:: Passage ::
PS: what’s a “VehicleMaster” and where do I buy one?
“PS: what’s a “VehicleMaster” and where do I buy one?”
It’s not something you buy, but it appears that getting the title of ‘Vehicle Master’ grants you some pretty good perks.
So, Mr. Luft. It would appear that all this time you were in league with the Imperial Empire, and that your title of Vehicle Master lets you drive around in all the best Imperial hardware.
~ Signed – G.Daddy (rebel scum)
No increase in heartbeat from the exterior. (IOW: meh). Looks like one of the designs that was runner-up to the runner-up in the small-convertible design challenge. Hope it redeems itself, cause it might be awesome in a coupé.
Agreed. BMW design isn’t what it once was… there’s something missing… an element of artistic expression or perhaps even passion.
But hey, no matter… it’s an opportunity for Cadillac to capitalize on BMW’s sudden blandness.
On the ‘once was’:
Yeah, they kept showing the concept car and said that it was the real deal, -and now we see that it isn’t.
One could say they flinched in the face of criticism & reversed course once Chris Bangle left.
Imo, The only car in the Kareem Habib era that came close to pushing the envelope forward was the 3rd gen 6-series. Everything else was tame & conservative compared to the Chris Bangle generation of cars.
Indeed, the styling is kind of confused and seems to lack the cohesiveness of the Z3. It could be from a Japanese automaker, which isn’t bad but it’s not the instantly recognizable look of a BMW.
:::
:: Extracted data ::
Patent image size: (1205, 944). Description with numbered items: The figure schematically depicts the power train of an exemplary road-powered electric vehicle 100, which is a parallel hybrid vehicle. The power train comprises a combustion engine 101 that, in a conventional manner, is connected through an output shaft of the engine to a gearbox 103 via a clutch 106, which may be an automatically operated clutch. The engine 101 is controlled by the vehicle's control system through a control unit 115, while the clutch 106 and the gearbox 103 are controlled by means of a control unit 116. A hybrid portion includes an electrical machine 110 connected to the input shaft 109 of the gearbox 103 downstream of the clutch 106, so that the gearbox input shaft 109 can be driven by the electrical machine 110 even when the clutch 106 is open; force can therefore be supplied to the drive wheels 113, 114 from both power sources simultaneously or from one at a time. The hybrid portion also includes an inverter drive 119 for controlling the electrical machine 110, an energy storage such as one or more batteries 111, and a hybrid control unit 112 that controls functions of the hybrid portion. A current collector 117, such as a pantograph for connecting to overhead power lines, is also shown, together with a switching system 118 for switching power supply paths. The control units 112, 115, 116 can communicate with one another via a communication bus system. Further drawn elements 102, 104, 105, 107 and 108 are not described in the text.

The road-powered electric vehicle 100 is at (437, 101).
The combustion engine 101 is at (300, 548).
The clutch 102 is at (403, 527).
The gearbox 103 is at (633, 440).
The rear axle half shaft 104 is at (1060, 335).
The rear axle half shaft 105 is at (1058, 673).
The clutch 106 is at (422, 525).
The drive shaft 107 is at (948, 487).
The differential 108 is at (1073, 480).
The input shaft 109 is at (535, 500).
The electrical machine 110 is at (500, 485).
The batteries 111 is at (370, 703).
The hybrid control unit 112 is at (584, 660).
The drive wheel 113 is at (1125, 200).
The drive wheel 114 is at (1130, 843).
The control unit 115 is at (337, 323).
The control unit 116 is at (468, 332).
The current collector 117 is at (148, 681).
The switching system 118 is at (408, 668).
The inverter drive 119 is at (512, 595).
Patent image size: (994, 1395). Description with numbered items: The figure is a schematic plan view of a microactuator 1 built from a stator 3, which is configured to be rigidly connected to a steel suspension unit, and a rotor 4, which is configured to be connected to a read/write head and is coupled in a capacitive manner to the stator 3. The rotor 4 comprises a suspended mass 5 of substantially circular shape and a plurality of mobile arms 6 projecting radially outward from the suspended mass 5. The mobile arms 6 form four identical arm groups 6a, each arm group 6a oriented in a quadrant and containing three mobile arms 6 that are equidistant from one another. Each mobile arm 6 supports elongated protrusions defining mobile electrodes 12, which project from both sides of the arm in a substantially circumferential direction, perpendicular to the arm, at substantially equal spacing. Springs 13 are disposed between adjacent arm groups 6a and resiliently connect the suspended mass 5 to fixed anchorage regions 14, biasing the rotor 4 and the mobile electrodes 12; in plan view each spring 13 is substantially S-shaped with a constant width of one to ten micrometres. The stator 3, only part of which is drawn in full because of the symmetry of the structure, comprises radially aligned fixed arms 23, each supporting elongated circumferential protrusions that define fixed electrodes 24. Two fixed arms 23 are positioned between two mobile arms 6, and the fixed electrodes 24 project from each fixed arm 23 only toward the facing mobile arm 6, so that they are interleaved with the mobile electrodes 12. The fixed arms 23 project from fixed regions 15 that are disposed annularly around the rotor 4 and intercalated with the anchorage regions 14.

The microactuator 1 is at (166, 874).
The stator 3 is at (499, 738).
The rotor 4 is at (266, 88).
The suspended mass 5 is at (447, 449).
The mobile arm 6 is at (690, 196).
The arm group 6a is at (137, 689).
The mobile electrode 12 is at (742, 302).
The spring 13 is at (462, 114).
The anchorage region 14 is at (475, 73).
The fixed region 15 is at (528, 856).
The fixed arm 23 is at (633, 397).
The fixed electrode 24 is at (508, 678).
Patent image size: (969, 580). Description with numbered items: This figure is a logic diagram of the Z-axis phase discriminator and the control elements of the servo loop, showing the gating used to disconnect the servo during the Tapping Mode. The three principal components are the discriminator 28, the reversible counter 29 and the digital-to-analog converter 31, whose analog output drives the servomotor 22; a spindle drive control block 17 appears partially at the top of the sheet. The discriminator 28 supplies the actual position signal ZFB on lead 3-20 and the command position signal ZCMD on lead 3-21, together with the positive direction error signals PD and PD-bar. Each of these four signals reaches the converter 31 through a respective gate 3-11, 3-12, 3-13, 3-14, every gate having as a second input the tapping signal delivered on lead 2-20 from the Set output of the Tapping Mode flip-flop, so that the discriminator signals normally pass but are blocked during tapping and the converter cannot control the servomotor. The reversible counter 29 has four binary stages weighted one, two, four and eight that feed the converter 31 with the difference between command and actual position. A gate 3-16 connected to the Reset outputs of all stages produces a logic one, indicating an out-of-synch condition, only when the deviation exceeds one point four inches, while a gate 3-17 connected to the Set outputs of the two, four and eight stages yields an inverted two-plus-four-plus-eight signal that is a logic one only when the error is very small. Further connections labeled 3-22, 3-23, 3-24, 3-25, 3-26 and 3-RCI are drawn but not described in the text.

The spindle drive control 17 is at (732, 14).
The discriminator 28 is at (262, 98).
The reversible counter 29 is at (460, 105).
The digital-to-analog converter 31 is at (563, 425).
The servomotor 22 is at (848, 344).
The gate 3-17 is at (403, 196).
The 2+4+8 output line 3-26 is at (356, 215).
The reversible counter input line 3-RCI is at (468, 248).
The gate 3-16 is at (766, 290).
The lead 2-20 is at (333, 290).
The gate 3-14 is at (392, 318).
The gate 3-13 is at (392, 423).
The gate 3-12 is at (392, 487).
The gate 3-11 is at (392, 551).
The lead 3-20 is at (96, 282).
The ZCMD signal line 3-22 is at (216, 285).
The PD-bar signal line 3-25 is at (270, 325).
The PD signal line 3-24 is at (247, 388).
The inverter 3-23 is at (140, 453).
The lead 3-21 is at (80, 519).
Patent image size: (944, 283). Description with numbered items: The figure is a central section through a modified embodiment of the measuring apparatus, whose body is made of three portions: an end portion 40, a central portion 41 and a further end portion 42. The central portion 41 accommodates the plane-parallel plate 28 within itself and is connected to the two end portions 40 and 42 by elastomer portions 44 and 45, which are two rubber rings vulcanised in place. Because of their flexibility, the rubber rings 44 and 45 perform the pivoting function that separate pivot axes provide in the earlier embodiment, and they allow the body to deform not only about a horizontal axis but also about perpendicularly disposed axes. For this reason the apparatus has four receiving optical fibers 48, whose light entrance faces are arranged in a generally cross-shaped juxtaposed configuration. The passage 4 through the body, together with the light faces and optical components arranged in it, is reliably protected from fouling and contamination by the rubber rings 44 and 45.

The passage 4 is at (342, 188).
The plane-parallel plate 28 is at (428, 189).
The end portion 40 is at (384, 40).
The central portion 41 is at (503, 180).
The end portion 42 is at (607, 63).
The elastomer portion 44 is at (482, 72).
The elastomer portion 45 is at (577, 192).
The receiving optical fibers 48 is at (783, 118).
:::
Task details: Reproduce the comment thread starting with "Imo, The only" and going on through "look of a BMW.", switching "Japanese automaker" for "Korean automaker".

Answer to the problem:
Imo, The only car in the Kareem Habib era that came close to pushing the envelope forward was the 3rd gen 6-series. Everything else was tame & conservative compared to the Chris Bangle generation of cars.
Indeed, the styling is kind of confused and seems to lack the cohesiveness of the Z3. It could be from a Korean automaker, which isn’t bad but it’s not the instantly recognizable look of a BMW.